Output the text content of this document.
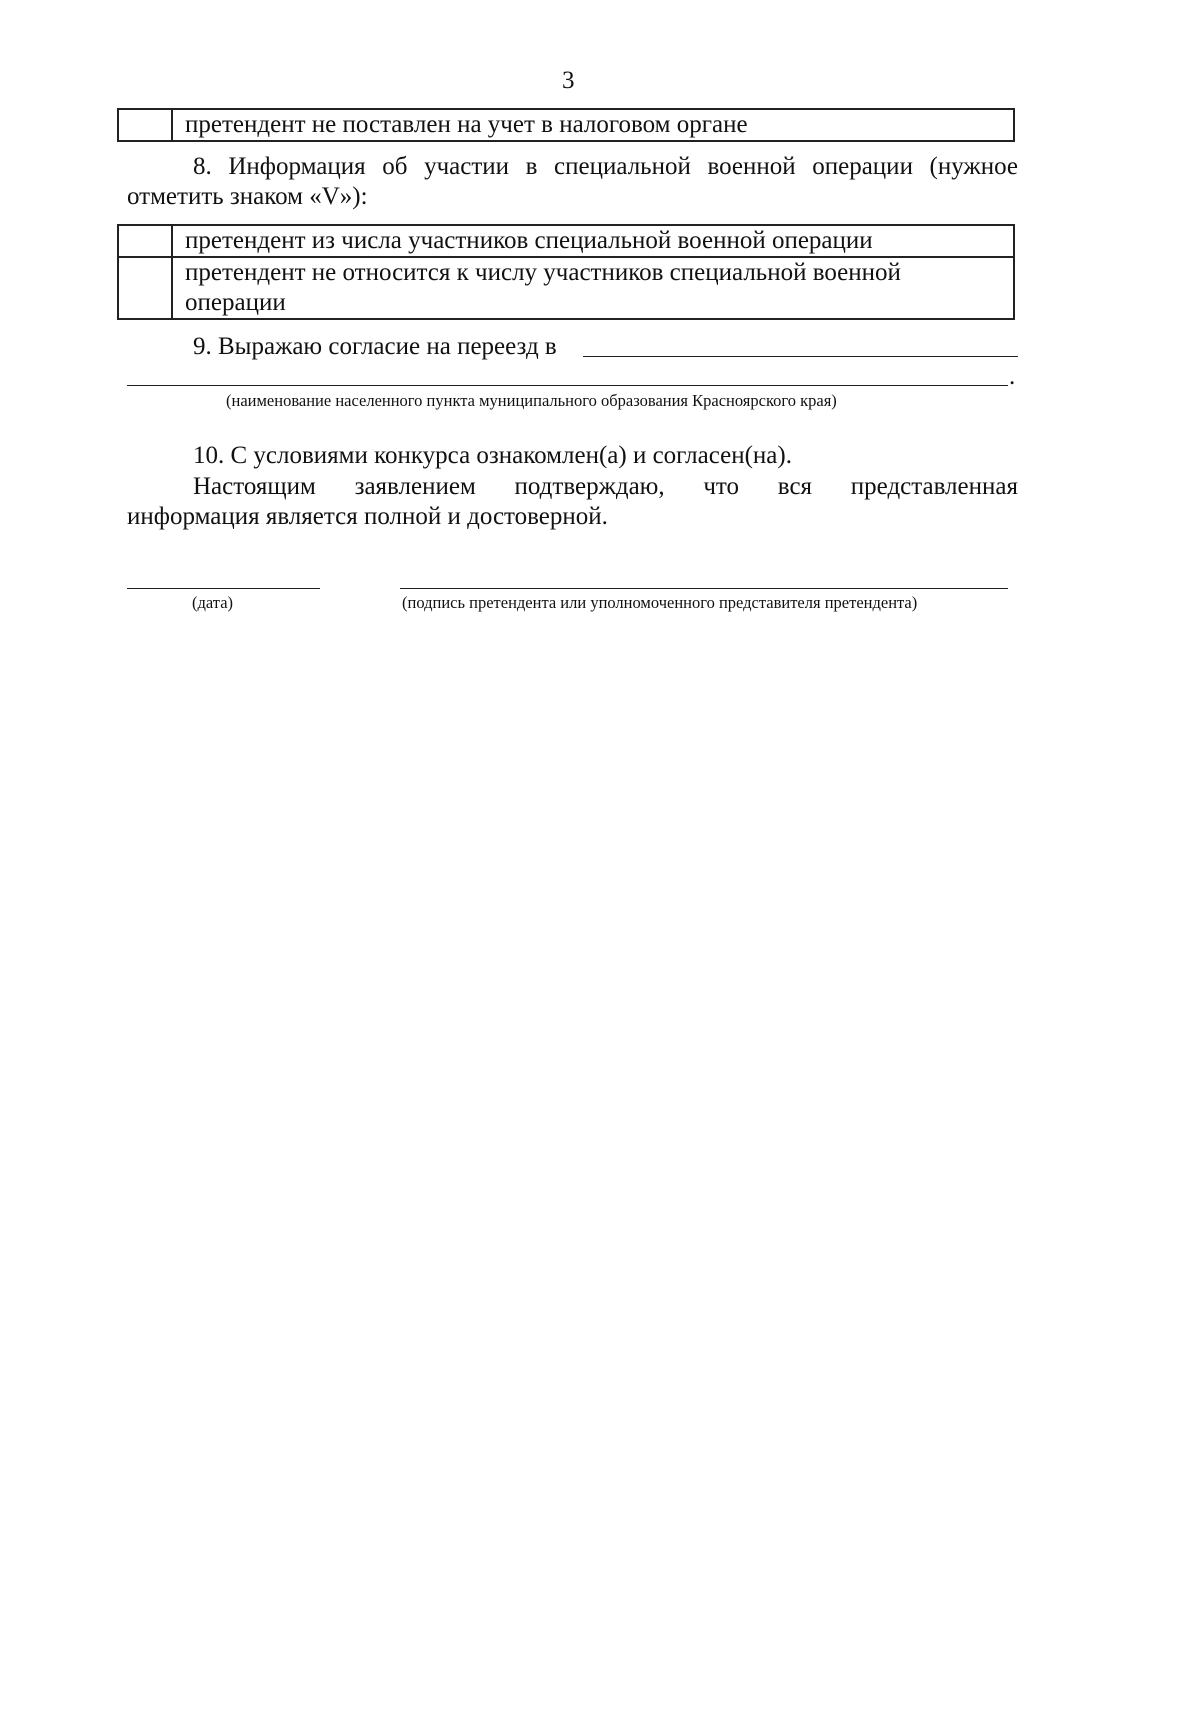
3
	претендент не поставлен на учет в налоговом органе
8. Информация об участии в специальной военной операции (нужное
отметить знаком «V»):
	претендент из числа участников специальной военной операции
	претендент не относится к числу участников специальной военной операции
9. Выражаю согласие на переезд в
.
(наименование населенного пункта муниципального образования Красноярского края)
10. С условиями конкурса ознакомлен(а) и согласен(на).
Настоящим заявлением подтверждаю, что вся представленная
информация является полной и достоверной.
(дата)	(подпись претендента или уполномоченного представителя претендента)
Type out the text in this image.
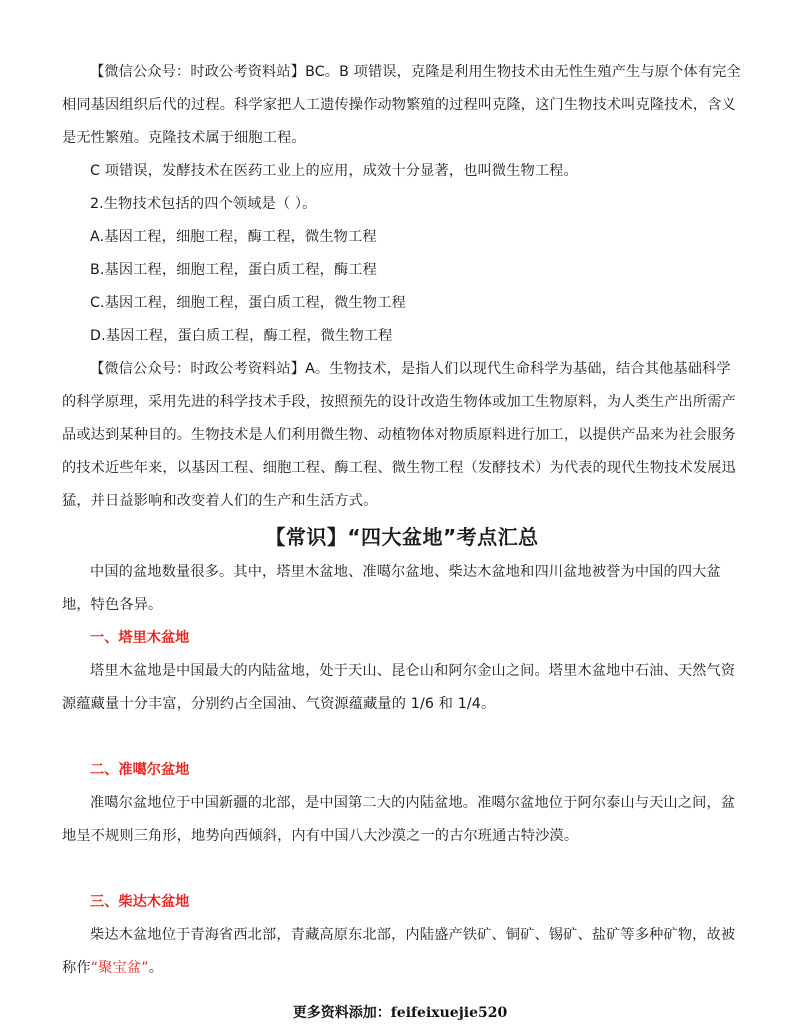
【微信公众号：时政公考资料站】BC。B 项错误，克隆是利用生物技术由无性生殖产生与原个体有完全相同基因组织后代的过程。科学家把人工遗传操作动物繁殖的过程叫克隆，这门生物技术叫克隆技术，含义是无性繁殖。克隆技术属于细胞工程。

C 项错误，发酵技术在医药工业上的应用，成效十分显著，也叫微生物工程。

2.生物技术包括的四个领域是（ ）。

A.基因工程，细胞工程，酶工程，微生物工程

B.基因工程，细胞工程，蛋白质工程，酶工程

C.基因工程，细胞工程，蛋白质工程，微生物工程

D.基因工程，蛋白质工程，酶工程，微生物工程

【微信公众号：时政公考资料站】A。生物技术，是指人们以现代生命科学为基础，结合其他基础科学的科学原理，采用先进的科学技术手段，按照预先的设计改造生物体或加工生物原料，为人类生产出所需产品或达到某种目的。生物技术是人们利用微生物、动植物体对物质原料进行加工，以提供产品来为社会服务的技术近些年来，以基因工程、细胞工程、酶工程、微生物工程（发酵技术）为代表的现代生物技术发展迅猛，并日益影响和改变着人们的生产和生活方式。

【常识】“四大盆地”考点汇总

中国的盆地数量很多。其中，塔里木盆地、准噶尔盆地、柴达木盆地和四川盆地被誉为中国的四大盆地，特色各异。

一、塔里木盆地

塔里木盆地是中国最大的内陆盆地，处于天山、昆仑山和阿尔金山之间。塔里木盆地中石油、天然气资源蕴藏量十分丰富，分别约占全国油、气资源蕴藏量的 1/6 和 1/4。

二、准噶尔盆地

准噶尔盆地位于中国新疆的北部，是中国第二大的内陆盆地。准噶尔盆地位于阿尔泰山与天山之间，盆地呈不规则三角形，地势向西倾斜，内有中国八大沙漠之一的古尔班通古特沙漠。

三、柴达木盆地

柴达木盆地位于青海省西北部，青藏高原东北部，内陆盛产铁矿、铜矿、锡矿、盐矿等多种矿物，故被称作“聚宝盆”。

更多资料添加：feifeixuejie520
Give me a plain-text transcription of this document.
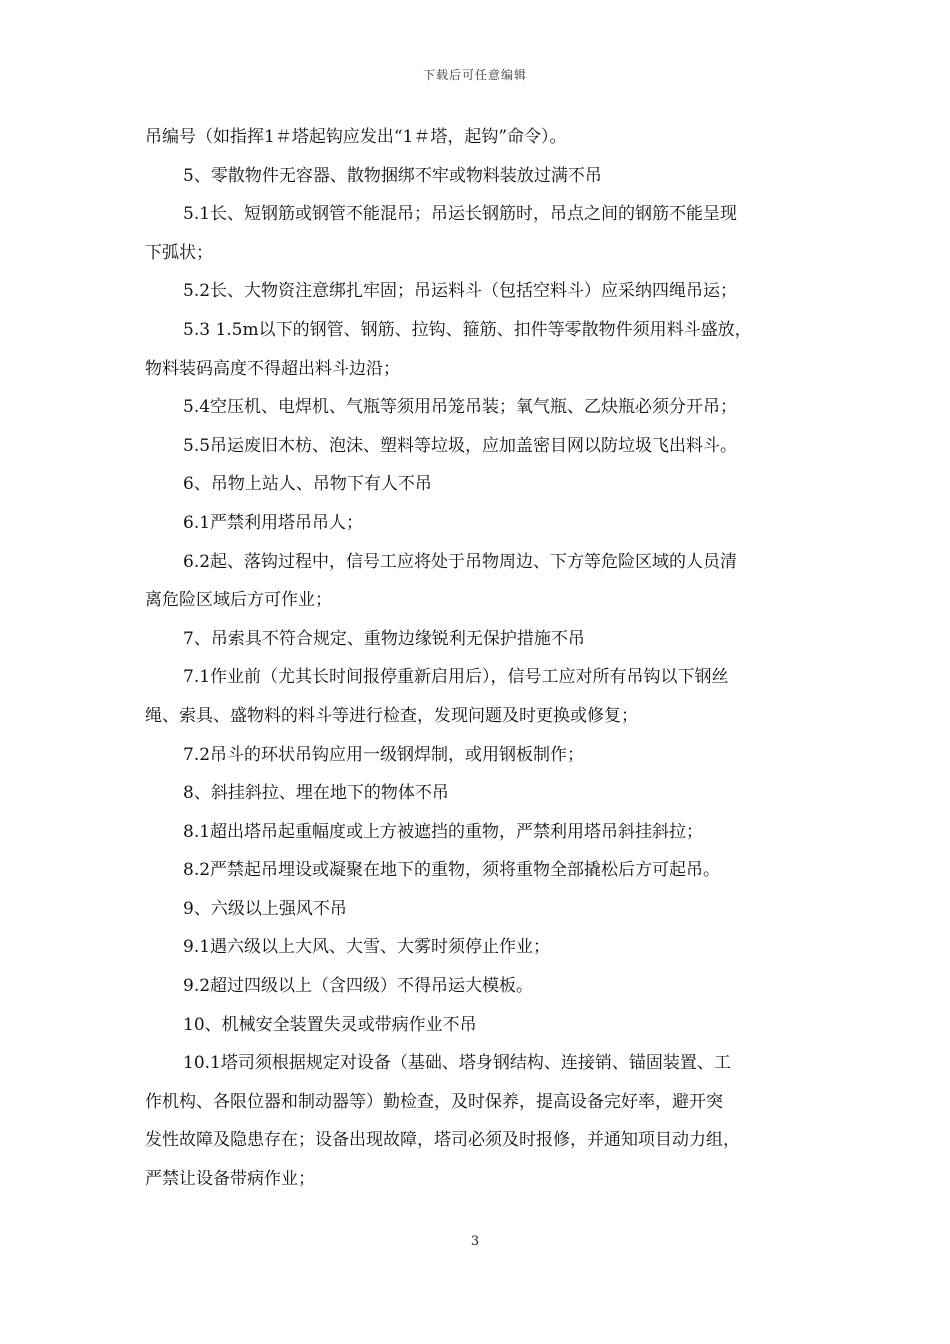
下载后可任意编辑
吊编号（如指挥1＃塔起钩应发出“1＃塔，起钩”命令）。
5、零散物件无容器、散物捆绑不牢或物料装放过满不吊
5.1长、短钢筋或钢管不能混吊；吊运长钢筋时，吊点之间的钢筋不能呈现
下弧状；
5.2长、大物资注意绑扎牢固；吊运料斗（包括空料斗）应采纳四绳吊运；
5.3 1.5m以下的钢管、钢筋、拉钩、箍筋、扣件等零散物件须用料斗盛放，
物料装码高度不得超出料斗边沿；
5.4空压机、电焊机、气瓶等须用吊笼吊装；氧气瓶、乙炔瓶必须分开吊；
5.5吊运废旧木枋、泡沫、塑料等垃圾，应加盖密目网以防垃圾飞出料斗。
6、吊物上站人、吊物下有人不吊
6.1严禁利用塔吊吊人；
6.2起、落钩过程中，信号工应将处于吊物周边、下方等危险区域的人员清
离危险区域后方可作业；
7、吊索具不符合规定、重物边缘锐利无保护措施不吊
7.1作业前（尤其长时间报停重新启用后），信号工应对所有吊钩以下钢丝
绳、索具、盛物料的料斗等进行检查，发现问题及时更换或修复；
7.2吊斗的环状吊钩应用一级钢焊制，或用钢板制作；
8、斜挂斜拉、埋在地下的物体不吊
8.1超出塔吊起重幅度或上方被遮挡的重物，严禁利用塔吊斜挂斜拉；
8.2严禁起吊埋设或凝聚在地下的重物，须将重物全部撬松后方可起吊。
9、六级以上强风不吊
9.1遇六级以上大风、大雪、大雾时须停止作业；
9.2超过四级以上（含四级）不得吊运大模板。
10、机械安全装置失灵或带病作业不吊
10.1塔司须根据规定对设备（基础、塔身钢结构、连接销、锚固装置、工
作机构、各限位器和制动器等）勤检查，及时保养，提高设备完好率，避开突
发性故障及隐患存在；设备出现故障，塔司必须及时报修，并通知项目动力组，
严禁让设备带病作业；
3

== WHAT IS NEEDED ==
Check each line above for the string "операции", then copy the ones that have it.

== EXERCISE RESPONSE ==
8. Информация об участии в специальной военной операции (нужное
	претендент из числа участников специальной военной операции
	претендент не относится к числу участников специальной военной операции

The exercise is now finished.